[start]

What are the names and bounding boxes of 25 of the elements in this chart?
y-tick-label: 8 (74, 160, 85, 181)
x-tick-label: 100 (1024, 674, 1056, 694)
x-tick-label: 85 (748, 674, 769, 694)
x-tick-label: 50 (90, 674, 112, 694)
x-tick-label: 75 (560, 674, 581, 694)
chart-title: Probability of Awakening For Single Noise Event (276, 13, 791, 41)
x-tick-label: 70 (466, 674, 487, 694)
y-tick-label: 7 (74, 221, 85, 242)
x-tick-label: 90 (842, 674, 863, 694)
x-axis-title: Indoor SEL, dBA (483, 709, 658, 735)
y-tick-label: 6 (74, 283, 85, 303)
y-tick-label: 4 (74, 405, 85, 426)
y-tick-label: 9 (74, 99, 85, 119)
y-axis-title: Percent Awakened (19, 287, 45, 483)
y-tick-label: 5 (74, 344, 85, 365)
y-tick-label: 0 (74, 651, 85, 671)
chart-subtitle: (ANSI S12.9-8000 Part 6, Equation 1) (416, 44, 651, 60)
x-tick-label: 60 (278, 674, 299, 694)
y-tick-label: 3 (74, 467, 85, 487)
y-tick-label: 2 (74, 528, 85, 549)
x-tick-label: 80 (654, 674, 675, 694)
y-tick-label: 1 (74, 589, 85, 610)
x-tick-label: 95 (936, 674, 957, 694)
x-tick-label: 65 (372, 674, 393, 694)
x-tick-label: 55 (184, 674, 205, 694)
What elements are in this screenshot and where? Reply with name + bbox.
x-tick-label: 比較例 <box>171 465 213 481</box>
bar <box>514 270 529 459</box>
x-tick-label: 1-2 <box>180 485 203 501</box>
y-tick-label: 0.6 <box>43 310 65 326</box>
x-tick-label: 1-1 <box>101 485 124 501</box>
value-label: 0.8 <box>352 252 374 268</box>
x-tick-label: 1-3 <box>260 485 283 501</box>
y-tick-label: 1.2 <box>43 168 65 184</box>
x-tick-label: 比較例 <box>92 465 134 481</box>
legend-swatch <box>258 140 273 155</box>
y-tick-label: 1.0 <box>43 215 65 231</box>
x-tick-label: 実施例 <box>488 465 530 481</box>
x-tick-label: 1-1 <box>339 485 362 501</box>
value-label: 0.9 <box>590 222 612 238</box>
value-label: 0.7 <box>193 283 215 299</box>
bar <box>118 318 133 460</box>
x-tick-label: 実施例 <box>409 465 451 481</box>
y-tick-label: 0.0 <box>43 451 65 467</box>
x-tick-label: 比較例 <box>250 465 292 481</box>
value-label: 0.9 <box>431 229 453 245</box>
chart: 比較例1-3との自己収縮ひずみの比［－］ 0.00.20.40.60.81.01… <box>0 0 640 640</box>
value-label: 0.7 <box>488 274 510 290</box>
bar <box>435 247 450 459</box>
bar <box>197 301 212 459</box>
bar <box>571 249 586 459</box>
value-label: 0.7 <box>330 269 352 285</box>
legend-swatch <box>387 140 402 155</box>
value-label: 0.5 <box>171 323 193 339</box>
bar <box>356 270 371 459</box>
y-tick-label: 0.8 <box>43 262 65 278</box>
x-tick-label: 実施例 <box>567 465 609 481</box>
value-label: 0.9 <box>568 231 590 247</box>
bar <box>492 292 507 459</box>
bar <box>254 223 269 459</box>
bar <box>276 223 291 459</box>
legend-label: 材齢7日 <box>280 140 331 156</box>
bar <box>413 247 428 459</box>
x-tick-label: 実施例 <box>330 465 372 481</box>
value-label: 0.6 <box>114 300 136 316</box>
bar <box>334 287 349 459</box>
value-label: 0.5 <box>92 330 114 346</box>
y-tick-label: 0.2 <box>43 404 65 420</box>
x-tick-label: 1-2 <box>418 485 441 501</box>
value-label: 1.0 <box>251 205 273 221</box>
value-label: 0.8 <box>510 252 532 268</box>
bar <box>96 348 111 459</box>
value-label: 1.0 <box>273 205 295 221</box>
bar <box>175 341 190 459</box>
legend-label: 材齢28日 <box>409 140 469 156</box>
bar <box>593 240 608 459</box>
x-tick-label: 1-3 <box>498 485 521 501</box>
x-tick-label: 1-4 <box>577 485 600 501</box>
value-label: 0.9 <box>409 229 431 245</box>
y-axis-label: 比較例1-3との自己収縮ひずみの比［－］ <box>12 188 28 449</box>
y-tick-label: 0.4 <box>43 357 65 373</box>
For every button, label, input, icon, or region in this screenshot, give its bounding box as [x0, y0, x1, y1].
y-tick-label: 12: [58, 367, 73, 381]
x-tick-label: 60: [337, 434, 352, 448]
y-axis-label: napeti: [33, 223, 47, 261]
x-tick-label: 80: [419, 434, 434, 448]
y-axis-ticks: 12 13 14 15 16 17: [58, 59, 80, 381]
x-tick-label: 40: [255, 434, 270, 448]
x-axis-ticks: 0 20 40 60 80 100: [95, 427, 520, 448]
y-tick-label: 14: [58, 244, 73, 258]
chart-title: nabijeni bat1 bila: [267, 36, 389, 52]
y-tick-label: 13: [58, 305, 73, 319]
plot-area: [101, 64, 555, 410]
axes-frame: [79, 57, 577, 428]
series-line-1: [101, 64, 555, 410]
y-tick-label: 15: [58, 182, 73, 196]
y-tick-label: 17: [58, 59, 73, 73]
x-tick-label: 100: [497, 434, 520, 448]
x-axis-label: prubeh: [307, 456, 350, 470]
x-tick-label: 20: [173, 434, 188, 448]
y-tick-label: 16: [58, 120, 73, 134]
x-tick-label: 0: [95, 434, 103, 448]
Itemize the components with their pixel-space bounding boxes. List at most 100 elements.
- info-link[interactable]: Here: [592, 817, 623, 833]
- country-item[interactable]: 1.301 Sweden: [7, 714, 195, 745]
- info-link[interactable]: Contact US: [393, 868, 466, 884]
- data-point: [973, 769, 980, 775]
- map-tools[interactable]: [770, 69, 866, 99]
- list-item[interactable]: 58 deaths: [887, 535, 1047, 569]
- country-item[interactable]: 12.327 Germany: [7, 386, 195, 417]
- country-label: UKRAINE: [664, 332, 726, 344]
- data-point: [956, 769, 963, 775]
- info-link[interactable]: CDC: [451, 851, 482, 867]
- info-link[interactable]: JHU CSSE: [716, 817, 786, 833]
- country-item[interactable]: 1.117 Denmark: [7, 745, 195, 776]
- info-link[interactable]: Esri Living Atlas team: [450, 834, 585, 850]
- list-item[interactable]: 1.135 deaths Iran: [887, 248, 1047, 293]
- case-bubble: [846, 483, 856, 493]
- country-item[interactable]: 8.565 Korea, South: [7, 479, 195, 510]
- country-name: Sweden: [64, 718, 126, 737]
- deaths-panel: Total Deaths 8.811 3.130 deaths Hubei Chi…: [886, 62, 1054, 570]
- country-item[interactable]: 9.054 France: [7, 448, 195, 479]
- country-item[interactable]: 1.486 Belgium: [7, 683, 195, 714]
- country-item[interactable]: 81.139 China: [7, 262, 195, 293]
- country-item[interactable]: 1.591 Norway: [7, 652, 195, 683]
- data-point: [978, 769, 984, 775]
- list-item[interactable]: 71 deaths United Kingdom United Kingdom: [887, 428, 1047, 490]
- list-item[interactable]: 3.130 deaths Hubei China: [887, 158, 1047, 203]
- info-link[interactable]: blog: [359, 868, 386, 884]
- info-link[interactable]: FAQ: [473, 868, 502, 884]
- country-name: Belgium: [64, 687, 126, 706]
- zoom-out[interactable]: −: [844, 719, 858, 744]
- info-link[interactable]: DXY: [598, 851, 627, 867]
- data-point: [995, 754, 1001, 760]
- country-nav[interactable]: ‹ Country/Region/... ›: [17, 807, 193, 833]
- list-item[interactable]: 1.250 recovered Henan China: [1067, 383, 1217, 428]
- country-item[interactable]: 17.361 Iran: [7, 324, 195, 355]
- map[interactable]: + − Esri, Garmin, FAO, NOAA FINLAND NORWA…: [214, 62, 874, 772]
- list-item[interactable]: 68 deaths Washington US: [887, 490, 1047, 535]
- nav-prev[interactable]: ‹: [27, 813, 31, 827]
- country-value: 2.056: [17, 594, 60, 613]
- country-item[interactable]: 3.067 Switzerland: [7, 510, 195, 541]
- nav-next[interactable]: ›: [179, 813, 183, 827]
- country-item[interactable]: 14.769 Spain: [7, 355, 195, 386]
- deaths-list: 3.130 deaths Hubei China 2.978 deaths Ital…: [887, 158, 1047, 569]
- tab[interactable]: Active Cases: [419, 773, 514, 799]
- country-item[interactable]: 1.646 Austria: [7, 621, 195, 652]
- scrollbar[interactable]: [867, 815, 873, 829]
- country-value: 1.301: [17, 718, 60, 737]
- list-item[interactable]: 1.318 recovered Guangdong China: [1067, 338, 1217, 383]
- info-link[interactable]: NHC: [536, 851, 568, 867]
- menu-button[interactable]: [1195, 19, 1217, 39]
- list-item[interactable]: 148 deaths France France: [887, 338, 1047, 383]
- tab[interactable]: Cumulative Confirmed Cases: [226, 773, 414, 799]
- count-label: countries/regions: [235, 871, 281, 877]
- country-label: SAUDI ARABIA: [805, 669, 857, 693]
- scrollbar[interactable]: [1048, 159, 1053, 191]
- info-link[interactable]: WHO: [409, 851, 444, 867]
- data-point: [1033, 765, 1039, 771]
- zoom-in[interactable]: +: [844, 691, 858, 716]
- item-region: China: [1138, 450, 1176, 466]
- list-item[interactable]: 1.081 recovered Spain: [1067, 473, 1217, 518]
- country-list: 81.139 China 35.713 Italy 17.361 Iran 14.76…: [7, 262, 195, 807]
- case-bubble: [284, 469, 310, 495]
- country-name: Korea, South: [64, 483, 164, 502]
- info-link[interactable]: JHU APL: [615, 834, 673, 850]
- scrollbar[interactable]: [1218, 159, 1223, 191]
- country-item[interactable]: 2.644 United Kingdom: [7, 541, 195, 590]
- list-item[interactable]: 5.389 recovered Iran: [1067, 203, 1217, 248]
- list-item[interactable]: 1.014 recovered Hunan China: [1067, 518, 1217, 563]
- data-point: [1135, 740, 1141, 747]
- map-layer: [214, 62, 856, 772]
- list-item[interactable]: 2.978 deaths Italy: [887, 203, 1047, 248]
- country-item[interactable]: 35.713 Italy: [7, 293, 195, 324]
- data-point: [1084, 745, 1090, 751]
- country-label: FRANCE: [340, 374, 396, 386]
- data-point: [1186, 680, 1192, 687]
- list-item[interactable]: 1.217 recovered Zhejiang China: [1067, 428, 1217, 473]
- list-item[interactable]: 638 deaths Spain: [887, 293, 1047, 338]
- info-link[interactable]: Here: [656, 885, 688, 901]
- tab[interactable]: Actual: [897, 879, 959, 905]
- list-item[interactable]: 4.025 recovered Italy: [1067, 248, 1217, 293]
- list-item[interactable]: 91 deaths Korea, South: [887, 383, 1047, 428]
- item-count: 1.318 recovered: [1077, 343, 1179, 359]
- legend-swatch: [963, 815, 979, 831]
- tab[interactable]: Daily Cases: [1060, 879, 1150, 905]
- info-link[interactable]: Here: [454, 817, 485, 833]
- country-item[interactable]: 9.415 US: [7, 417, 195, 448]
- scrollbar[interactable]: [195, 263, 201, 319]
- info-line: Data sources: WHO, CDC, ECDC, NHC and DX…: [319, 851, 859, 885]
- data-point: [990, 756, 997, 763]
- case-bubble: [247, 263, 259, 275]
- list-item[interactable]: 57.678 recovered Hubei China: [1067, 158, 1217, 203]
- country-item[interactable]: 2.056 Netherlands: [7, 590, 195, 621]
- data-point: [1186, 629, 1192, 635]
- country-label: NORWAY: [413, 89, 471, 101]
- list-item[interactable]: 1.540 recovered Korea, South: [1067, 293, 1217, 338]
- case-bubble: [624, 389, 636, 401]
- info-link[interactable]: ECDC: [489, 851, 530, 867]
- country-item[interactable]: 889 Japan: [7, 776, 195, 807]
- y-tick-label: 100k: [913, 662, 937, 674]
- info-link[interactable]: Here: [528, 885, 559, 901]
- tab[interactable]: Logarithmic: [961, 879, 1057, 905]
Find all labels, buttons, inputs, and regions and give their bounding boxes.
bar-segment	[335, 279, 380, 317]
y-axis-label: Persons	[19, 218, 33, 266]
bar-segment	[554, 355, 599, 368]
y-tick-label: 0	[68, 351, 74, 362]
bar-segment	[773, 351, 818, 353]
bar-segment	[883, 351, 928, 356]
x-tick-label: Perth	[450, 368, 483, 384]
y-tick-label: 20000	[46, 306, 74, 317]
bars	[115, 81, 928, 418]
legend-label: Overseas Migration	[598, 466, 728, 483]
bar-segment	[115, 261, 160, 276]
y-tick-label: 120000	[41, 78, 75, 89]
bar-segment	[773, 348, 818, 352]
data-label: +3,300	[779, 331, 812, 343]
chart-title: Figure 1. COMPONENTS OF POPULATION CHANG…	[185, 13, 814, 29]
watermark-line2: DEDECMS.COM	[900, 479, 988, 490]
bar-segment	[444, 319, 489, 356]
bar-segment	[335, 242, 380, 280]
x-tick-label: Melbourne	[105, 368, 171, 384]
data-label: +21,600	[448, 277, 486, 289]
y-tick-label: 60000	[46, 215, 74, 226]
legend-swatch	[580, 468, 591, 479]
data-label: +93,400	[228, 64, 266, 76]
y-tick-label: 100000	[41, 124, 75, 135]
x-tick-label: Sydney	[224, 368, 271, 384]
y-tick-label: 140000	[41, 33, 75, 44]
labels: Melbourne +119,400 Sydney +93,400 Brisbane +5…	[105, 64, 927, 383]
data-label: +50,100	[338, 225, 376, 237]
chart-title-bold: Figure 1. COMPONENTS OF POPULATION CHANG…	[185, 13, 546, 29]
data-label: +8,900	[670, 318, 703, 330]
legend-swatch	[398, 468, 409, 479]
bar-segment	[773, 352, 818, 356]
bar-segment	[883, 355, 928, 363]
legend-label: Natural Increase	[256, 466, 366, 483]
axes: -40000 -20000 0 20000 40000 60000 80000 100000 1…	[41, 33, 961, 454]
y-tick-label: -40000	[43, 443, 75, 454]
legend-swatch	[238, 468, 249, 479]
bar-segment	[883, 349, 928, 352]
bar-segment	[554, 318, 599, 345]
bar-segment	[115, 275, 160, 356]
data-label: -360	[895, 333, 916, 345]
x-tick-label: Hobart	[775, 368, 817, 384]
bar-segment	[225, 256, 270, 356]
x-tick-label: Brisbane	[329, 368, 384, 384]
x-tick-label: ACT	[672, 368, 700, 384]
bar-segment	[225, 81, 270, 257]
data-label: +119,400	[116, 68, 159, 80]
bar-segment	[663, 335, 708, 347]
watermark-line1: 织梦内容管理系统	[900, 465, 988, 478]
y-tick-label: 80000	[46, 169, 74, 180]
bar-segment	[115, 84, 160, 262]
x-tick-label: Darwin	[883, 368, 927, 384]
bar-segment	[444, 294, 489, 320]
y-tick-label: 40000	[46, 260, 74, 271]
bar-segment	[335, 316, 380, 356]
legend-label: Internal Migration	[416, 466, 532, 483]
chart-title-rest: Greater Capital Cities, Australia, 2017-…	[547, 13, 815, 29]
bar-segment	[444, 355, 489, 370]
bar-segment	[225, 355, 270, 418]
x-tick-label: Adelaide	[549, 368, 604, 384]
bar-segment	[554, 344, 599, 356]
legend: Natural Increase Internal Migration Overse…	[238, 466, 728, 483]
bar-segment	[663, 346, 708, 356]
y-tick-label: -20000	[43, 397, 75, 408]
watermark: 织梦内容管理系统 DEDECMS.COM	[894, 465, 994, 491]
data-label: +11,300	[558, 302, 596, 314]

[end]

Job
Reproduce word for word the lines of the records from the very first one through the line that contains "y-tick-label: 7 (74, 221, 85, 242)", including both of those lines.

Answer to the problem
What are the names and bounding boxes of 25 of the elements in this chart?
y-tick-label: 8 (74, 160, 85, 181)
x-tick-label: 100 (1024, 674, 1056, 694)
x-tick-label: 85 (748, 674, 769, 694)
x-tick-label: 50 (90, 674, 112, 694)
x-tick-label: 75 (560, 674, 581, 694)
chart-title: Probability of Awakening For Single Noise Event (276, 13, 791, 41)
x-tick-label: 70 (466, 674, 487, 694)
y-tick-label: 7 (74, 221, 85, 242)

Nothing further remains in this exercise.